#### [WHAT YOU NEED TO DO]
Type out all the records word for word. Any pictures are to be left out.

#### [PROVIDED ENTRIES]

— START —

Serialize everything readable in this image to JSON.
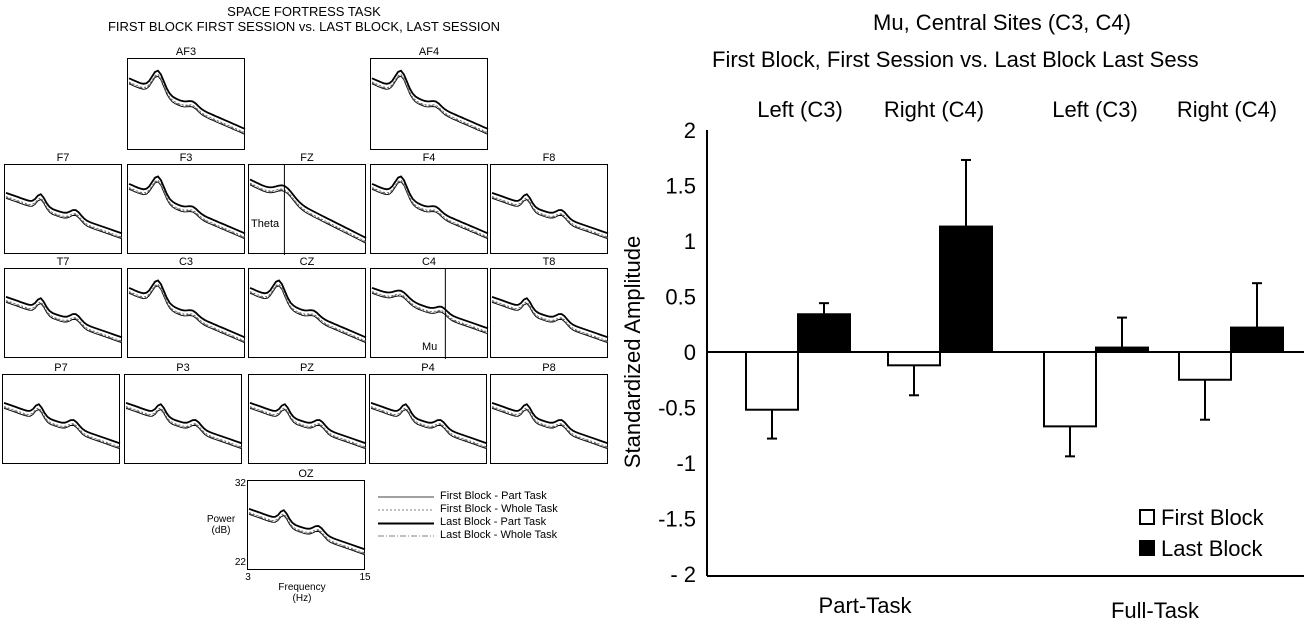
{
  "left_figure": {
    "title_line1": "SPACE FORTRESS TASK",
    "title_line2": "FIRST BLOCK FIRST SESSION vs. LAST BLOCK, LAST SESSION",
    "sites": {
      "af3": "AF3",
      "af4": "AF4",
      "f7": "F7",
      "f3": "F3",
      "fz": "FZ",
      "f4": "F4",
      "f8": "F8",
      "t7": "T7",
      "c3": "C3",
      "cz": "CZ",
      "c4": "C4",
      "t8": "T8",
      "p7": "P7",
      "p3": "P3",
      "pz": "PZ",
      "p4": "P4",
      "p8": "P8",
      "oz": "OZ"
    },
    "theta_label": "Theta",
    "mu_label": "Mu",
    "oz_axes": {
      "y_label_line1": "Power",
      "y_label_line2": "(dB)",
      "y_max": "32",
      "y_min": "22",
      "x_min": "3",
      "x_max": "15",
      "x_label_line1": "Frequency",
      "x_label_line2": "(Hz)"
    },
    "legend": [
      "First Block - Part Task",
      "First Block - Whole Task",
      "Last Block - Part Task",
      "Last Block - Whole Task"
    ]
  },
  "chart_data": {
    "type": "bar",
    "title": "Mu, Central Sites (C3, C4)",
    "subtitle": "First Block, First Session vs. Last Block Last Sess",
    "ylabel": "Standardized Amplitude",
    "ylim": [
      -2,
      2
    ],
    "yticks": [
      "2",
      "1.5",
      "1",
      "0.5",
      "0",
      "-0.5",
      "-1",
      "-1.5",
      "- 2"
    ],
    "groups": [
      "Part-Task",
      "Full-Task"
    ],
    "categories": [
      "Left (C3)",
      "Right (C4)",
      "Left (C3)",
      "Right (C4)"
    ],
    "series": [
      {
        "name": "First Block",
        "values": [
          -0.52,
          -0.12,
          -0.67,
          -0.25
        ],
        "errors": [
          0.26,
          0.27,
          0.27,
          0.36
        ],
        "color": "#ffffff"
      },
      {
        "name": "Last Block",
        "values": [
          0.34,
          1.13,
          0.04,
          0.22
        ],
        "errors": [
          0.1,
          0.6,
          0.27,
          0.4
        ],
        "color": "#000000"
      }
    ],
    "grid": false,
    "legend_position": "bottom-right"
  }
}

— END —

#### [EXERCISE ANSWER]
Serialize everything readable in this image to JSON.
{
  "left_figure": {
    "title_line1": "SPACE FORTRESS TASK",
    "title_line2": "FIRST BLOCK FIRST SESSION vs. LAST BLOCK, LAST SESSION",
    "sites": {
      "af3": "AF3",
      "af4": "AF4",
      "f7": "F7",
      "f3": "F3",
      "fz": "FZ",
      "f4": "F4",
      "f8": "F8",
      "t7": "T7",
      "c3": "C3",
      "cz": "CZ",
      "c4": "C4",
      "t8": "T8",
      "p7": "P7",
      "p3": "P3",
      "pz": "PZ",
      "p4": "P4",
      "p8": "P8",
      "oz": "OZ"
    },
    "theta_label": "Theta",
    "mu_label": "Mu",
    "oz_axes": {
      "y_label_line1": "Power",
      "y_label_line2": "(dB)",
      "y_max": "32",
      "y_min": "22",
      "x_min": "3",
      "x_max": "15",
      "x_label_line1": "Frequency",
      "x_label_line2": "(Hz)"
    },
    "legend": [
      "First Block - Part Task",
      "First Block - Whole Task",
      "Last Block - Part Task",
      "Last Block - Whole Task"
    ]
  },
  "chart_data": {
    "type": "bar",
    "title": "Mu, Central Sites (C3, C4)",
    "subtitle": "First Block, First Session vs. Last Block Last Sess",
    "ylabel": "Standardized Amplitude",
    "ylim": [
      -2,
      2
    ],
    "yticks": [
      "2",
      "1.5",
      "1",
      "0.5",
      "0",
      "-0.5",
      "-1",
      "-1.5",
      "- 2"
    ],
    "groups": [
      "Part-Task",
      "Full-Task"
    ],
    "categories": [
      "Left (C3)",
      "Right (C4)",
      "Left (C3)",
      "Right (C4)"
    ],
    "series": [
      {
        "name": "First Block",
        "values": [
          -0.52,
          -0.12,
          -0.67,
          -0.25
        ],
        "errors": [
          0.26,
          0.27,
          0.27,
          0.36
        ],
        "color": "#ffffff"
      },
      {
        "name": "Last Block",
        "values": [
          0.34,
          1.13,
          0.04,
          0.22
        ],
        "errors": [
          0.1,
          0.6,
          0.27,
          0.4
        ],
        "color": "#000000"
      }
    ],
    "grid": false,
    "legend_position": "bottom-right"
  }
}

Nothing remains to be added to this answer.